**Problem statement:** Locate and copy all lines bearing the word "name".

_____

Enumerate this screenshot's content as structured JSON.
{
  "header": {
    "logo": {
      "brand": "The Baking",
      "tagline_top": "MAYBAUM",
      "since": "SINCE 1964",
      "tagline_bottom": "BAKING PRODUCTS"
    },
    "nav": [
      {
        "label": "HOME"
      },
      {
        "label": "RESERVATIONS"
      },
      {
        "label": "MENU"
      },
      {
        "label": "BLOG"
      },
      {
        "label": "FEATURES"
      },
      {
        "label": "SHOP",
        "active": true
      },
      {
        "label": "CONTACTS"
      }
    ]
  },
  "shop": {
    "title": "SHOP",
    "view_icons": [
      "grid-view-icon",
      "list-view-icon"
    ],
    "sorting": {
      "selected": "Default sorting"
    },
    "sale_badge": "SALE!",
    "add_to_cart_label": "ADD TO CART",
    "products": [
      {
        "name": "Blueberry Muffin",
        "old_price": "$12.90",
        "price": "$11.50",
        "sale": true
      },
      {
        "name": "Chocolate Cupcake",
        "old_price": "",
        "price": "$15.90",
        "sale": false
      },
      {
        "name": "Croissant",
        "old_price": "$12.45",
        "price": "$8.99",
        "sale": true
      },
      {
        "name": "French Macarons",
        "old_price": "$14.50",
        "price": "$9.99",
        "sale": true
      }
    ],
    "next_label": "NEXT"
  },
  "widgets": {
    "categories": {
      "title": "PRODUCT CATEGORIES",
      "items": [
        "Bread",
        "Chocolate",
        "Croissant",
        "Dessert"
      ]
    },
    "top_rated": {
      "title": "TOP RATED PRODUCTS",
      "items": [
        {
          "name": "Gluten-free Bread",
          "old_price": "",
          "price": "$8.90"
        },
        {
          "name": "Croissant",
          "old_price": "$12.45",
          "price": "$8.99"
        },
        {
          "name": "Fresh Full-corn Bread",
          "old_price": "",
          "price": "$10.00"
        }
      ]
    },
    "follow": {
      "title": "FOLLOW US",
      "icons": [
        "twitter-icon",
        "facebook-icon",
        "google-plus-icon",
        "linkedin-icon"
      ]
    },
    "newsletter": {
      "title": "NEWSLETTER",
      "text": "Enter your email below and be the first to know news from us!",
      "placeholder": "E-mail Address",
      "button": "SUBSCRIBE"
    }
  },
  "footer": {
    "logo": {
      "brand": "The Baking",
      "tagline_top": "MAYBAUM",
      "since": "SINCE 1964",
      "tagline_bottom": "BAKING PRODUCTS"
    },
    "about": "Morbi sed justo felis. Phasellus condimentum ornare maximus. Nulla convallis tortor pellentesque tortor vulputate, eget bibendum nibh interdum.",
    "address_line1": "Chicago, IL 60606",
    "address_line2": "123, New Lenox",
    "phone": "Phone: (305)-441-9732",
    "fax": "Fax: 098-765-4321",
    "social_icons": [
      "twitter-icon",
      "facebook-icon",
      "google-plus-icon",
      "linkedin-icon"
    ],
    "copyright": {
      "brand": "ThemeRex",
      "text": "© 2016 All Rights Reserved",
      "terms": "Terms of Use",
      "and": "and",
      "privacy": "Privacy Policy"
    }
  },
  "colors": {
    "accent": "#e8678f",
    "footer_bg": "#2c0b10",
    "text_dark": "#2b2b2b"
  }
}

_____

**Solution to the exercise:**
        "name": "Blueberry Muffin",
        "name": "Chocolate Cupcake",
        "name": "Croissant",
        "name": "French Macarons",
          "name": "Gluten-free Bread",
          "name": "Croissant",
          "name": "Fresh Full-corn Bread",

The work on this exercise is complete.